=== What the task asks ===
Pull out every line in the data that has the string "Angeles" in it.

## BEGIN Available records

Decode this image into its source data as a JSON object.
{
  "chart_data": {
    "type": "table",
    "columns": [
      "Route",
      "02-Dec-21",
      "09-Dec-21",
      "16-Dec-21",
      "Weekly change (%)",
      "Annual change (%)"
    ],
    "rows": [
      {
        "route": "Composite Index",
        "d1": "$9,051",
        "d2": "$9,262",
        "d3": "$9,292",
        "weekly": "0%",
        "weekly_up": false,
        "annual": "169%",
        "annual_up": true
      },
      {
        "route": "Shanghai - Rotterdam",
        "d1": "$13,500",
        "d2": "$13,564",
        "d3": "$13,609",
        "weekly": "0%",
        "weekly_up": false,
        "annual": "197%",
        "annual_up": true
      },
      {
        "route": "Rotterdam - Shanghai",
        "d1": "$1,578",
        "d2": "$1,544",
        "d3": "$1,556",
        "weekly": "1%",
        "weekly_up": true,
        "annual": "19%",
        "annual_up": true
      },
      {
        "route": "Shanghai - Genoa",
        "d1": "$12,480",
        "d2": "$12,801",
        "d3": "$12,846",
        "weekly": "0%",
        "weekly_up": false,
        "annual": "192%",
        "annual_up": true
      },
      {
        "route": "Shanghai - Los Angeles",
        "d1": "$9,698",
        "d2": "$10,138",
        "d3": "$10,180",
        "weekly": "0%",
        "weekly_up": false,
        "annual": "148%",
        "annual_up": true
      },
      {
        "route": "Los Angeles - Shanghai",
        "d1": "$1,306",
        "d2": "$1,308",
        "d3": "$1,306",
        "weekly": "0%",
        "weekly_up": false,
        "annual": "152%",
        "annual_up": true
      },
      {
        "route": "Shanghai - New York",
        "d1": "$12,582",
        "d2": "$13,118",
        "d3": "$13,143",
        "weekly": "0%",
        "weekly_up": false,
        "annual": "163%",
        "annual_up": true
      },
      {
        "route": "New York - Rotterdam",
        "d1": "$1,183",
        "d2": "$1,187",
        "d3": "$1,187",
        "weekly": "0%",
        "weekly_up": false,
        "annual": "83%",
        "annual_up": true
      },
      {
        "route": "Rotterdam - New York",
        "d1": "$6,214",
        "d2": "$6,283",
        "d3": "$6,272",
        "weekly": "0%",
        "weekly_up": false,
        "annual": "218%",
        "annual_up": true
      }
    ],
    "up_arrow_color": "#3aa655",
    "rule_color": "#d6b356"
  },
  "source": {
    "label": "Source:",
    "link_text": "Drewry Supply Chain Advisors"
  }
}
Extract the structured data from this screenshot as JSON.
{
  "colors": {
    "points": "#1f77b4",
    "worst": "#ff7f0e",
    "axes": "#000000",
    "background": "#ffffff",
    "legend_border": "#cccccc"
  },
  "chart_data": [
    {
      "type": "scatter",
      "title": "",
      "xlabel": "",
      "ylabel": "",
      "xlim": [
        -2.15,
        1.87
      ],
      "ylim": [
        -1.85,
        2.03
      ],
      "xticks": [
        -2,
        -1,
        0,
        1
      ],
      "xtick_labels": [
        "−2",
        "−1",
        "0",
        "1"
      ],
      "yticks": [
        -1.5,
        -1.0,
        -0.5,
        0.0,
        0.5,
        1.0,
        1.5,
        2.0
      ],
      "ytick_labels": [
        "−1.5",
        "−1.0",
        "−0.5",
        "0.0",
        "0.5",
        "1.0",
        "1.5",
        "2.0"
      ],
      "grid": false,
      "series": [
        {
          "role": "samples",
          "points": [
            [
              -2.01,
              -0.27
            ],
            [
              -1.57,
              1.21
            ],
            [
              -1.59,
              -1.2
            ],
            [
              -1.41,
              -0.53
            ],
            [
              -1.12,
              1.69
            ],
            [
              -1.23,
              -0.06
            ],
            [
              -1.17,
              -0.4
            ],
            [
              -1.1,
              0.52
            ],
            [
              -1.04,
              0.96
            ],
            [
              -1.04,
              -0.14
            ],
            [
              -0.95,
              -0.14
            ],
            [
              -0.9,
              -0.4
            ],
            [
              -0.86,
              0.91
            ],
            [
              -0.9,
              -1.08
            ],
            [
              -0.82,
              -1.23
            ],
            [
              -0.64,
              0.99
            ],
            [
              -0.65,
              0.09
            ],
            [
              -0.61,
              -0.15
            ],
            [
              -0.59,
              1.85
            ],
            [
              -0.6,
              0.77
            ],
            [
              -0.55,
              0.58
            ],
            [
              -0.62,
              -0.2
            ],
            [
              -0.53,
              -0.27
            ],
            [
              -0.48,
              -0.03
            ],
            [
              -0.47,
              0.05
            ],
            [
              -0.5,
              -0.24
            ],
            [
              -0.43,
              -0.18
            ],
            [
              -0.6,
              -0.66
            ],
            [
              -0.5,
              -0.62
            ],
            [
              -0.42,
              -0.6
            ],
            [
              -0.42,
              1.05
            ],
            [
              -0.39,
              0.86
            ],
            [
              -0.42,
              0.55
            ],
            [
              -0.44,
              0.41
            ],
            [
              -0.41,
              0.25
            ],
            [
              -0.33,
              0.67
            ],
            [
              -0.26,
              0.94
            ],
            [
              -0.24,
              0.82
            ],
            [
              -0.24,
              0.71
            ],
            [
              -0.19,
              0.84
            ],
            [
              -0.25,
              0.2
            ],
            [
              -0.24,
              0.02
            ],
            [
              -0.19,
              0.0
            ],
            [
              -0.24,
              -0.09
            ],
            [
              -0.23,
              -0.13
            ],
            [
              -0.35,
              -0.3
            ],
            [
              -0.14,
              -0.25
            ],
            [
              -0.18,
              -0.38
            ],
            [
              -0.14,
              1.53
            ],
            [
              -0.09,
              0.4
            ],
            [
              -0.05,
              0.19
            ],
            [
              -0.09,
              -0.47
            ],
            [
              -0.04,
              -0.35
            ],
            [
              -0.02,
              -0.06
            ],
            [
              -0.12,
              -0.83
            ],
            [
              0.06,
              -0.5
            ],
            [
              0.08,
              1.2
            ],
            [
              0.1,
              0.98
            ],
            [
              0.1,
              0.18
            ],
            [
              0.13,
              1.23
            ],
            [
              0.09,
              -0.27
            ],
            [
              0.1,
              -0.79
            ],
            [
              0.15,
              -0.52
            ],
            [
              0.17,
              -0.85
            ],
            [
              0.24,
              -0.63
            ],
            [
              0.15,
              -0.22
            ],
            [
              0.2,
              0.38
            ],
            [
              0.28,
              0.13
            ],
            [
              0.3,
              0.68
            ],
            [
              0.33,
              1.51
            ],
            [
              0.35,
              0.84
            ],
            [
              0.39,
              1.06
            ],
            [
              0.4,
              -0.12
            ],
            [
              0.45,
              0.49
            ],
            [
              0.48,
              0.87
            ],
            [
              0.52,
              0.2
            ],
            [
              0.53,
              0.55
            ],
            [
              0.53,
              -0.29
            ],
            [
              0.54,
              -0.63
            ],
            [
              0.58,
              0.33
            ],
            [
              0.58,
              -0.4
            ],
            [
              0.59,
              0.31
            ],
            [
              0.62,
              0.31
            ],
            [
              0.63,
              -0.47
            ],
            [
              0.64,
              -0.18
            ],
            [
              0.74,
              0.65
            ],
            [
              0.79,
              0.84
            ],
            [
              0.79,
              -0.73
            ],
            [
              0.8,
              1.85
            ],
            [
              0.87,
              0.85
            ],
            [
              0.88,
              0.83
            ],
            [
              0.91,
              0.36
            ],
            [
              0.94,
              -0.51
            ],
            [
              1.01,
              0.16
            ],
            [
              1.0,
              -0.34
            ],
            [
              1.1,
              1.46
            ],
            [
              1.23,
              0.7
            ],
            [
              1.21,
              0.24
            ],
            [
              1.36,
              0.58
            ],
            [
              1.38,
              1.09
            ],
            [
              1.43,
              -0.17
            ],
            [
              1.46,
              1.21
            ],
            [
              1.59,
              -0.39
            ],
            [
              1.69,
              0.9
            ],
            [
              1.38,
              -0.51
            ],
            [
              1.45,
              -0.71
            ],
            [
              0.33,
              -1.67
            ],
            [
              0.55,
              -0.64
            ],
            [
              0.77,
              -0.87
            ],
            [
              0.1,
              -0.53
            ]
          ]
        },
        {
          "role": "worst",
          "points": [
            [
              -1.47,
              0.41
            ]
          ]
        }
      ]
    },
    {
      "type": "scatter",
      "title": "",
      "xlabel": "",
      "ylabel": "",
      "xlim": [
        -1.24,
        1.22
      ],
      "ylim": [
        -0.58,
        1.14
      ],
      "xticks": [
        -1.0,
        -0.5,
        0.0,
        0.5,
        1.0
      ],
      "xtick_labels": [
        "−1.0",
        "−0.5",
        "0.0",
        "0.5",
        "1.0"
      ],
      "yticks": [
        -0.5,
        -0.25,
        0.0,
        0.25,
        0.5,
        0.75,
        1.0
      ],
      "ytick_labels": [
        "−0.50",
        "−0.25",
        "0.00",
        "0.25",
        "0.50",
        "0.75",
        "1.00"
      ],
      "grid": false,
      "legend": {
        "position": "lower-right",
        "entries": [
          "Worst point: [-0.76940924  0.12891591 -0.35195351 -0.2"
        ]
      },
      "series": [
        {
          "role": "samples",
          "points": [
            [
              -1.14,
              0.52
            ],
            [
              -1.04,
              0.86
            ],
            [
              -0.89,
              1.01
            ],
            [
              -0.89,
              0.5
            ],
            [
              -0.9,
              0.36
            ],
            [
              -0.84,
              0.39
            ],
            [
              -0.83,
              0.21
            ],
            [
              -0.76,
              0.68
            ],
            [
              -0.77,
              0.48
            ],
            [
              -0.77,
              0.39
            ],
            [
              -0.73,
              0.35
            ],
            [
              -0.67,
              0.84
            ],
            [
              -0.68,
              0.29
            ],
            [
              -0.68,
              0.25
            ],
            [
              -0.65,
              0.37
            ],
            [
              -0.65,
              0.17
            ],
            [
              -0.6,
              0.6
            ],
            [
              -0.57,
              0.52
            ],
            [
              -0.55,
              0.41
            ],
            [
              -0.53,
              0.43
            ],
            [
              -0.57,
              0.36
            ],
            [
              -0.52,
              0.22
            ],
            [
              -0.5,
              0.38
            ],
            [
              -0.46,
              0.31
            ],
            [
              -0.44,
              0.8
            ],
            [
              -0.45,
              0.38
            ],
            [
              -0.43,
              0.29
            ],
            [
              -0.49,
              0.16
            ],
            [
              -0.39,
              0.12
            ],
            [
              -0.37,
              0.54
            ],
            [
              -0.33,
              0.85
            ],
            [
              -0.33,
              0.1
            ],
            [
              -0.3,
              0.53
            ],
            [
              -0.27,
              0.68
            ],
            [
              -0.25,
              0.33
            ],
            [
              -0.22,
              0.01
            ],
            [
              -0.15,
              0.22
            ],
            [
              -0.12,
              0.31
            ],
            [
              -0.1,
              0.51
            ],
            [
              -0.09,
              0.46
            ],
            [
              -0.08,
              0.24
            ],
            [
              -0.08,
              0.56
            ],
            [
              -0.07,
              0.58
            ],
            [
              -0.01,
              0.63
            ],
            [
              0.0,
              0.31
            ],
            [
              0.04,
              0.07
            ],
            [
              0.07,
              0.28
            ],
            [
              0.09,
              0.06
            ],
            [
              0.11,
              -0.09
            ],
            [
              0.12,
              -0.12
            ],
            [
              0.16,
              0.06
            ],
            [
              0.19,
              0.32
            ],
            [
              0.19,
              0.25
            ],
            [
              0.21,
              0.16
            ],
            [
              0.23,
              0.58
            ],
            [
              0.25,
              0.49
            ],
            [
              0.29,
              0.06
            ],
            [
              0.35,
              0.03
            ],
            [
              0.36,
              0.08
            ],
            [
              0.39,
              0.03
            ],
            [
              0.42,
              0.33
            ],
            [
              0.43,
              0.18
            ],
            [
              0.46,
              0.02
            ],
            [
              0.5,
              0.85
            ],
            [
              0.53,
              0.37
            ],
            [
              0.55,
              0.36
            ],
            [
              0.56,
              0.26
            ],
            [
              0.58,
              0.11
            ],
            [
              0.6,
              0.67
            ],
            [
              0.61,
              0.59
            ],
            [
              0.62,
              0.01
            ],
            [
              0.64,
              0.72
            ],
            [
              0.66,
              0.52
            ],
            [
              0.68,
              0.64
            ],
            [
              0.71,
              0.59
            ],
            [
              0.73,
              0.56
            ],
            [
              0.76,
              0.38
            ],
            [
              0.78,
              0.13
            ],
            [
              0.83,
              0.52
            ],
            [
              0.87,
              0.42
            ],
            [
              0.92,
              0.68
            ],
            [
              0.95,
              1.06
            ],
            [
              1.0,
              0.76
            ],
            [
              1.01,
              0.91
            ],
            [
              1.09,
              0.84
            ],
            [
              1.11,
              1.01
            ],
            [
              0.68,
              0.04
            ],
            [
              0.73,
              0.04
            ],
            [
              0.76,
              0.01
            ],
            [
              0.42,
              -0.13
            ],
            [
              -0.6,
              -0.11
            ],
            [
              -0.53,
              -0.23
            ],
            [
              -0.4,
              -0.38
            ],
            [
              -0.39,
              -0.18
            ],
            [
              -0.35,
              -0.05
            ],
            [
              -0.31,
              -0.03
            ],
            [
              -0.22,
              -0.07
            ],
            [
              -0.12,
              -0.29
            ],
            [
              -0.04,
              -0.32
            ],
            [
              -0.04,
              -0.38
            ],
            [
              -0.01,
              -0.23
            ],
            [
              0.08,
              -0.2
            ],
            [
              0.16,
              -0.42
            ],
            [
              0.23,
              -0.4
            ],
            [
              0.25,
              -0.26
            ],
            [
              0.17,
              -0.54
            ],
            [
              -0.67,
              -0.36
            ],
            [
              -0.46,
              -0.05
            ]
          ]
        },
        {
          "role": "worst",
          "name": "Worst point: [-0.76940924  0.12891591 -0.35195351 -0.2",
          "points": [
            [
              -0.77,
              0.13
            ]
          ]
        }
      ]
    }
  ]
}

## END Available records

=== Complete response ===
        "route": "Shanghai - Los Angeles",
        "route": "Los Angeles - Shanghai",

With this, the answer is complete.